* _WHAT THE TASK ASKS_: With the pictures omitted, write out the entries that follow exactly as they stand.

* _RECORDED DATA_:
* * * *
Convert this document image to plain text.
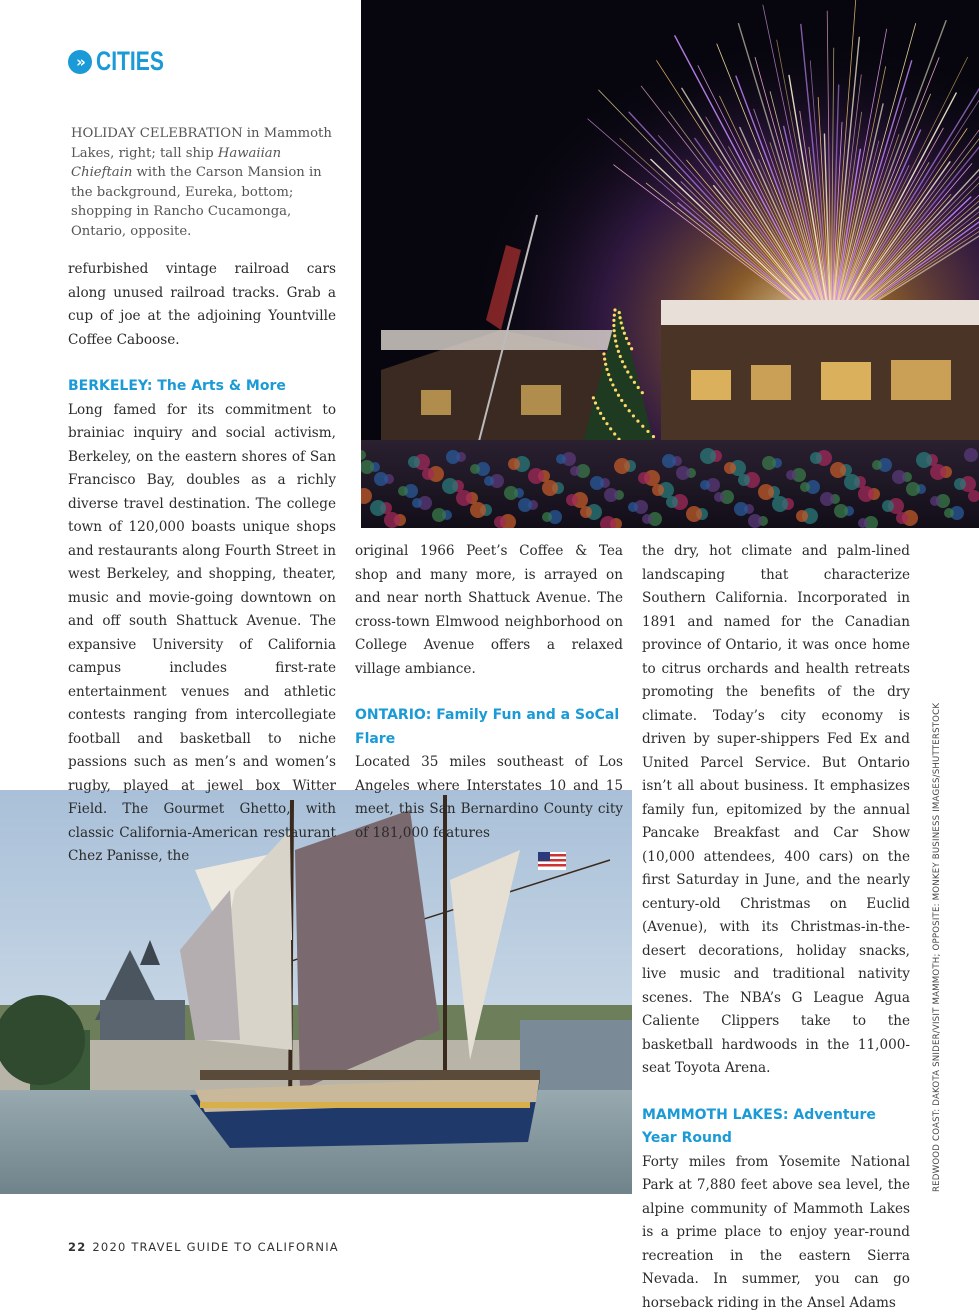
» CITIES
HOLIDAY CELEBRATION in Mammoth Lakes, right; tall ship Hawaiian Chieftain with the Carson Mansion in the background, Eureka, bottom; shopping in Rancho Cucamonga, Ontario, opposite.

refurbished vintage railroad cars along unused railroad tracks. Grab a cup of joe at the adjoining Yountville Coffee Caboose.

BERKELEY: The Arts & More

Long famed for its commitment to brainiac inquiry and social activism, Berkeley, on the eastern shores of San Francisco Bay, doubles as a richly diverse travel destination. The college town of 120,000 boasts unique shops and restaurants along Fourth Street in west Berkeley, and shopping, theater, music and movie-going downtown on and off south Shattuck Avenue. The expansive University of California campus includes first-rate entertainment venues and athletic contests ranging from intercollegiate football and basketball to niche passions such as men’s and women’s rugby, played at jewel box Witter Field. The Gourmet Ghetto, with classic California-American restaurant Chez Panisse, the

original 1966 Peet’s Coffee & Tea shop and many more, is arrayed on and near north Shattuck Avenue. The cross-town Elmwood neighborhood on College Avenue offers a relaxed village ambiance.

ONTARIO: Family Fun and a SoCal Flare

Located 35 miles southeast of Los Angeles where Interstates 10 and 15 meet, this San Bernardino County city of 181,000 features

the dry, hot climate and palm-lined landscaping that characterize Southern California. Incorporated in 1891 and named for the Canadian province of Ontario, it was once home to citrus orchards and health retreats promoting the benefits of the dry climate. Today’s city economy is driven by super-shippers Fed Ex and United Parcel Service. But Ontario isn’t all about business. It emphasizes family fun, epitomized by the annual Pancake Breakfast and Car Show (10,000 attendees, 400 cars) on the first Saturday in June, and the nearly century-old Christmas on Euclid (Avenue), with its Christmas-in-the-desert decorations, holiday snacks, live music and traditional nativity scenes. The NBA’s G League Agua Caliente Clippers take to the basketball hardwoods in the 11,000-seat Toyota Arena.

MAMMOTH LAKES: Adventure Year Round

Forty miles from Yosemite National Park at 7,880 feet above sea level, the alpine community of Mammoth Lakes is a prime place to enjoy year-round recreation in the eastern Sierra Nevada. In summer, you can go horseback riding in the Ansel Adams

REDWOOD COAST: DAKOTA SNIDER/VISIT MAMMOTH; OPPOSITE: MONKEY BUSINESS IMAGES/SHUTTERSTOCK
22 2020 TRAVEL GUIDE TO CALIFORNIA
* * * *
* _TASK ANSWER_:
Convert this document image to plain text.
» CITIES
HOLIDAY CELEBRATION in Mammoth Lakes, right; tall ship Hawaiian Chieftain with the Carson Mansion in the background, Eureka, bottom; shopping in Rancho Cucamonga, Ontario, opposite.

refurbished vintage railroad cars along unused railroad tracks. Grab a cup of joe at the adjoining Yountville Coffee Caboose.

BERKELEY: The Arts & More

Long famed for its commitment to brainiac inquiry and social activism, Berkeley, on the eastern shores of San Francisco Bay, doubles as a richly diverse travel destination. The college town of 120,000 boasts unique shops and restaurants along Fourth Street in west Berkeley, and shopping, theater, music and movie-going downtown on and off south Shattuck Avenue. The expansive University of California campus includes first-rate entertainment venues and athletic contests ranging from intercollegiate football and basketball to niche passions such as men’s and women’s rugby, played at jewel box Witter Field. The Gourmet Ghetto, with classic California-American restaurant Chez Panisse, the

original 1966 Peet’s Coffee & Tea shop and many more, is arrayed on and near north Shattuck Avenue. The cross-town Elmwood neighborhood on College Avenue offers a relaxed village ambiance.

ONTARIO: Family Fun and a SoCal Flare

Located 35 miles southeast of Los Angeles where Interstates 10 and 15 meet, this San Bernardino County city of 181,000 features

the dry, hot climate and palm-lined landscaping that characterize Southern California. Incorporated in 1891 and named for the Canadian province of Ontario, it was once home to citrus orchards and health retreats promoting the benefits of the dry climate. Today’s city economy is driven by super-shippers Fed Ex and United Parcel Service. But Ontario isn’t all about business. It emphasizes family fun, epitomized by the annual Pancake Breakfast and Car Show (10,000 attendees, 400 cars) on the first Saturday in June, and the nearly century-old Christmas on Euclid (Avenue), with its Christmas-in-the-desert decorations, holiday snacks, live music and traditional nativity scenes. The NBA’s G League Agua Caliente Clippers take to the basketball hardwoods in the 11,000-seat Toyota Arena.

MAMMOTH LAKES: Adventure Year Round

Forty miles from Yosemite National Park at 7,880 feet above sea level, the alpine community of Mammoth Lakes is a prime place to enjoy year-round recreation in the eastern Sierra Nevada. In summer, you can go horseback riding in the Ansel Adams

REDWOOD COAST: DAKOTA SNIDER/VISIT MAMMOTH; OPPOSITE: MONKEY BUSINESS IMAGES/SHUTTERSTOCK
22 2020 TRAVEL GUIDE TO CALIFORNIA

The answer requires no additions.